→ **Goal of the exercise**
Would you pull out every line of the material that contains the string "invasive"?

→ **Exercise input**
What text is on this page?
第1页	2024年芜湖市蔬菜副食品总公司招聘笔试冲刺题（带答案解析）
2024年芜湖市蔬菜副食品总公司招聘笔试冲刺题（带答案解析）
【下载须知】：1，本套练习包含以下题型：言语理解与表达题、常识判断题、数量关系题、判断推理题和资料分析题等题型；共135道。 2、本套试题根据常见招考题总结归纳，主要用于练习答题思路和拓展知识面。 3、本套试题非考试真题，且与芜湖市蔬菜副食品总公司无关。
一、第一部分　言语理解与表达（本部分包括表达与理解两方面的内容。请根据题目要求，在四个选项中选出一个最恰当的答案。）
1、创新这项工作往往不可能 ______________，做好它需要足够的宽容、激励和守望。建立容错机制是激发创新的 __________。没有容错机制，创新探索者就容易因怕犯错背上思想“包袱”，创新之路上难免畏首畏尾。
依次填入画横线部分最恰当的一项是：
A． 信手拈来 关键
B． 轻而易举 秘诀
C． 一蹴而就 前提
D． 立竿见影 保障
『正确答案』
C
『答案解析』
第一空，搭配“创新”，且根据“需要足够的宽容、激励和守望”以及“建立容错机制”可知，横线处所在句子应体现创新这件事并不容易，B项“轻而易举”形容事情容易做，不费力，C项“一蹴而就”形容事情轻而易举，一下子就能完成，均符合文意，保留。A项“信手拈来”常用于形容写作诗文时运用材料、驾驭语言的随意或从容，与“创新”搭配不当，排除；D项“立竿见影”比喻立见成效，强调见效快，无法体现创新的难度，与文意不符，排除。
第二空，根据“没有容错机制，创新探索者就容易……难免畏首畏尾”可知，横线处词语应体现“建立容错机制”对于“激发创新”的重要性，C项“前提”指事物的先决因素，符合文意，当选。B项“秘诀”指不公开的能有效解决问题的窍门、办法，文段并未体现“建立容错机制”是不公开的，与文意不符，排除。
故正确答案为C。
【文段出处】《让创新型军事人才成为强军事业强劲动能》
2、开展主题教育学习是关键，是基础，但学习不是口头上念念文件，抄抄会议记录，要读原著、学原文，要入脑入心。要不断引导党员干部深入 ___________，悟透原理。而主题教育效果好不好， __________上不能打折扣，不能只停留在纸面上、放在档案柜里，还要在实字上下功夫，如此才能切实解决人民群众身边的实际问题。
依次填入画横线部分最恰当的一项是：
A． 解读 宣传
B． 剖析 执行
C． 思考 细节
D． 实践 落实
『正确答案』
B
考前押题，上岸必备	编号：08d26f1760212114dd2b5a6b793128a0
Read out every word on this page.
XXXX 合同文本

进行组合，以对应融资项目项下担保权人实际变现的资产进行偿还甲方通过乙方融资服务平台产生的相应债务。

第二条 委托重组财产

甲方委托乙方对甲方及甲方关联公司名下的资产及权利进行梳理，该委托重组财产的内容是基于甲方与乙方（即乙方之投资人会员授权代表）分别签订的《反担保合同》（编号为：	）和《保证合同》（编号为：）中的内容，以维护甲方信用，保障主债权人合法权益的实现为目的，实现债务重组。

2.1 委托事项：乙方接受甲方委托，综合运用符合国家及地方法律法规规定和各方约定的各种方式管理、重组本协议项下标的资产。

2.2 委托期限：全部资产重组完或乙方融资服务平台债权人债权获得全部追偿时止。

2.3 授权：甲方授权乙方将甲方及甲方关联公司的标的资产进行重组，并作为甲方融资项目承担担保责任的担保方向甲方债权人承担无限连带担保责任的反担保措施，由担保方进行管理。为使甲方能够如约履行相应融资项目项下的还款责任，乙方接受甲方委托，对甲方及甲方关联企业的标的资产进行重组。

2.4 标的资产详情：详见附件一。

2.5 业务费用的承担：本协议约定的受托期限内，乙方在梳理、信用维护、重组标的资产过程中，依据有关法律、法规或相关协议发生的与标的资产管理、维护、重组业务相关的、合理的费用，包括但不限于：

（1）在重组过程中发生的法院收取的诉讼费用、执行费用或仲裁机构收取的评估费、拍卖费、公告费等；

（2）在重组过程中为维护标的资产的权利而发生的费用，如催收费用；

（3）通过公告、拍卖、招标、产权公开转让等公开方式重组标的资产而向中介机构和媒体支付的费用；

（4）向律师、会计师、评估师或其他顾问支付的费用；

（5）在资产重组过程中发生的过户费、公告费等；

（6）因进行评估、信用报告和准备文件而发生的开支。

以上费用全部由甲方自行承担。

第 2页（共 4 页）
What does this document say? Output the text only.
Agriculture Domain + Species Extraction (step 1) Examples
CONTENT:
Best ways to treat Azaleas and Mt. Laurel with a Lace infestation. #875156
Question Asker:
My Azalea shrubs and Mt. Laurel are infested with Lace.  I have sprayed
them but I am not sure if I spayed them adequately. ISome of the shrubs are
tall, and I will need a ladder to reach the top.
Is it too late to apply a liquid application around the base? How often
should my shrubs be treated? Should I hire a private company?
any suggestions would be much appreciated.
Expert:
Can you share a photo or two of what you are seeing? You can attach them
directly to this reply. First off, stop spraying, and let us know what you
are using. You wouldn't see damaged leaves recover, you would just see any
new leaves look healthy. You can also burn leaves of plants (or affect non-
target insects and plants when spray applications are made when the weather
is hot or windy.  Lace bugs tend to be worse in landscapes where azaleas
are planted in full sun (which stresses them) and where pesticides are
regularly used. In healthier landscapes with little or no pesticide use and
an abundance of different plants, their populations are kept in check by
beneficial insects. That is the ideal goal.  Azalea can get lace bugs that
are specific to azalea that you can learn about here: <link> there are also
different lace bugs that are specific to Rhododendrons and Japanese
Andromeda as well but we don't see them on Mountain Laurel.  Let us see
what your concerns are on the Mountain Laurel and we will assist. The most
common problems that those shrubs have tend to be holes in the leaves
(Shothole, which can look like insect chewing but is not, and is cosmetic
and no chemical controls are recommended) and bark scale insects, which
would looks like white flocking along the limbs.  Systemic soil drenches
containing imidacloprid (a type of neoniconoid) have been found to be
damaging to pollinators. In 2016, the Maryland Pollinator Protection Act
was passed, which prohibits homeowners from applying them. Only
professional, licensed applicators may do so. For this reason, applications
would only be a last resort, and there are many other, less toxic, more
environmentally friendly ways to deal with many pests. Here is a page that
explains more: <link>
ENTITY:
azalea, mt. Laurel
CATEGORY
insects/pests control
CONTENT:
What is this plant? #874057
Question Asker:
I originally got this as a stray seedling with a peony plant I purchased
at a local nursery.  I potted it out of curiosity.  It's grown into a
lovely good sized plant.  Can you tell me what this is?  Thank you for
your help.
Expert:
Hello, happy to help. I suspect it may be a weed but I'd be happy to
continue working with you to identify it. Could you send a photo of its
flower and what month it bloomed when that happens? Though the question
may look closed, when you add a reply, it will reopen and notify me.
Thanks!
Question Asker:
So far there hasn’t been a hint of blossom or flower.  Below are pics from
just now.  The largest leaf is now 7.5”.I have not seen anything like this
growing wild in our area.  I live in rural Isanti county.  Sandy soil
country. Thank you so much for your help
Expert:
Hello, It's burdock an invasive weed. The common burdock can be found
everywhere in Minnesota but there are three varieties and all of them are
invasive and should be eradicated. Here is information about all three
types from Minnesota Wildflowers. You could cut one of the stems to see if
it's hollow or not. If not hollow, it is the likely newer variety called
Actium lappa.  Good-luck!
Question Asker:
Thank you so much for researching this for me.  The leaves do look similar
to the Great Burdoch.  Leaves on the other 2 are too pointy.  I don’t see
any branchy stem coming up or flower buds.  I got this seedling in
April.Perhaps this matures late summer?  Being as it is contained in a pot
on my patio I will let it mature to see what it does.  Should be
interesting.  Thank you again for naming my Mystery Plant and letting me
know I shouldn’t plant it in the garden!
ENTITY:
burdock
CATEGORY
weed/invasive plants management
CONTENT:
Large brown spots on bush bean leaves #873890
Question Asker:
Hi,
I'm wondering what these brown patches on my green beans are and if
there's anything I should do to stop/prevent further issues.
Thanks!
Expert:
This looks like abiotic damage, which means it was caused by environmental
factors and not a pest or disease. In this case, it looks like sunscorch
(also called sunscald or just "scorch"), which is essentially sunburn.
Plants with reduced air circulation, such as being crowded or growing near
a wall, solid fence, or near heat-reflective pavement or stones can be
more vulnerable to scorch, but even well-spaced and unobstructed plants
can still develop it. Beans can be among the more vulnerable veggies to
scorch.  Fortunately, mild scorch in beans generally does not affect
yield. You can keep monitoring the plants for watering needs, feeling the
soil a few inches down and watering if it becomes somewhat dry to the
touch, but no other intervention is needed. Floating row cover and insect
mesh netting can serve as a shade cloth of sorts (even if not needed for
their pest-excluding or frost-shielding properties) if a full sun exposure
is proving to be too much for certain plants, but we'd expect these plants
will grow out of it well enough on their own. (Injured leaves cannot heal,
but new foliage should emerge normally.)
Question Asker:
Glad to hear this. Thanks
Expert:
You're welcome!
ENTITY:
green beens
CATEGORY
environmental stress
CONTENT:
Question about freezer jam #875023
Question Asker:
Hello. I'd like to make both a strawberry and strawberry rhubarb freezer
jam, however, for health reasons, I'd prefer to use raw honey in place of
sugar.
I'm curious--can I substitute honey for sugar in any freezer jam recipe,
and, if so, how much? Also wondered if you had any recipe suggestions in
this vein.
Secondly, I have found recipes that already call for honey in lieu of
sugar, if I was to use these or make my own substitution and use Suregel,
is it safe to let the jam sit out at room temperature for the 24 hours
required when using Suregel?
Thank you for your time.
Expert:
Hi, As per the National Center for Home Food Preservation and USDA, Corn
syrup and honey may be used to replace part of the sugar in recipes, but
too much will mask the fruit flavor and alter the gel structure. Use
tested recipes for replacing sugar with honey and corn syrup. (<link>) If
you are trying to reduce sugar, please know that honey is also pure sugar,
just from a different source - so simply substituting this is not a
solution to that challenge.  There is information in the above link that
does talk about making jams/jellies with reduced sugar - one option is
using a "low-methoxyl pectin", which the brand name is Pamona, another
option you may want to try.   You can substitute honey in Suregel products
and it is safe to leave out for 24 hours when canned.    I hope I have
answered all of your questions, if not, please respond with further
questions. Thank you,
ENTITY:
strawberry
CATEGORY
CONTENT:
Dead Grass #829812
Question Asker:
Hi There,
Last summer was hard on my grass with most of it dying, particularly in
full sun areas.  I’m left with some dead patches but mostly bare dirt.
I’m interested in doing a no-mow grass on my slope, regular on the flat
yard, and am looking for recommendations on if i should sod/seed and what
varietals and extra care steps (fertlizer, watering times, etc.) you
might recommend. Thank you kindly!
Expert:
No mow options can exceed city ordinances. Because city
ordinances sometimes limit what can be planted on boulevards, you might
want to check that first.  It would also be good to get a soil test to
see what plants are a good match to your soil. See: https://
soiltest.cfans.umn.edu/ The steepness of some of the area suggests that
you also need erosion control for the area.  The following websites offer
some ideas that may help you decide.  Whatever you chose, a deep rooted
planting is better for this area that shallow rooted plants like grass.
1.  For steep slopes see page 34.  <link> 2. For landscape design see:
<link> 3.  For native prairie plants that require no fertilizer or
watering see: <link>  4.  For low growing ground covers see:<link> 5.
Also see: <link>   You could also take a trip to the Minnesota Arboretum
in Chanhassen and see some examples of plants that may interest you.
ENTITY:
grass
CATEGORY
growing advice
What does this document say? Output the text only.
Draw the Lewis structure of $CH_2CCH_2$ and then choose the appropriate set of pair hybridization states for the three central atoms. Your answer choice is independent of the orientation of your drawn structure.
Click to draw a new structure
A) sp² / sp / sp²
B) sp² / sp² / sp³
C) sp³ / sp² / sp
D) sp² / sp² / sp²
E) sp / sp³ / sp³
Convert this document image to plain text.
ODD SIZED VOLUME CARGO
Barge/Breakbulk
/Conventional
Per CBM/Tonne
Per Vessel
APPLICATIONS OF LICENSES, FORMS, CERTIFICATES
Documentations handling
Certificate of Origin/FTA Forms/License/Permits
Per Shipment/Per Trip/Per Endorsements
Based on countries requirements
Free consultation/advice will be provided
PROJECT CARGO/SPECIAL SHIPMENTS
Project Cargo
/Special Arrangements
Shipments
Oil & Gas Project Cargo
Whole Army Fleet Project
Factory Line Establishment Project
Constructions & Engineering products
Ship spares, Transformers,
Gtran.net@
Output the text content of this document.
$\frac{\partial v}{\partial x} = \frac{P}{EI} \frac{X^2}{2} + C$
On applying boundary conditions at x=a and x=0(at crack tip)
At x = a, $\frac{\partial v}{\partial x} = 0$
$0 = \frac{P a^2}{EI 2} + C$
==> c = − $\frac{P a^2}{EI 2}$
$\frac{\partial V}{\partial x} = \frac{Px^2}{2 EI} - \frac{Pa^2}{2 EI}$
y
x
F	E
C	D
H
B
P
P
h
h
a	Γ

→ **Exercise answer**
Hello, It's burdock an invasive weed. The common burdock can be found
invasive and should be eradicated. Here is information about all three
weed/invasive plants management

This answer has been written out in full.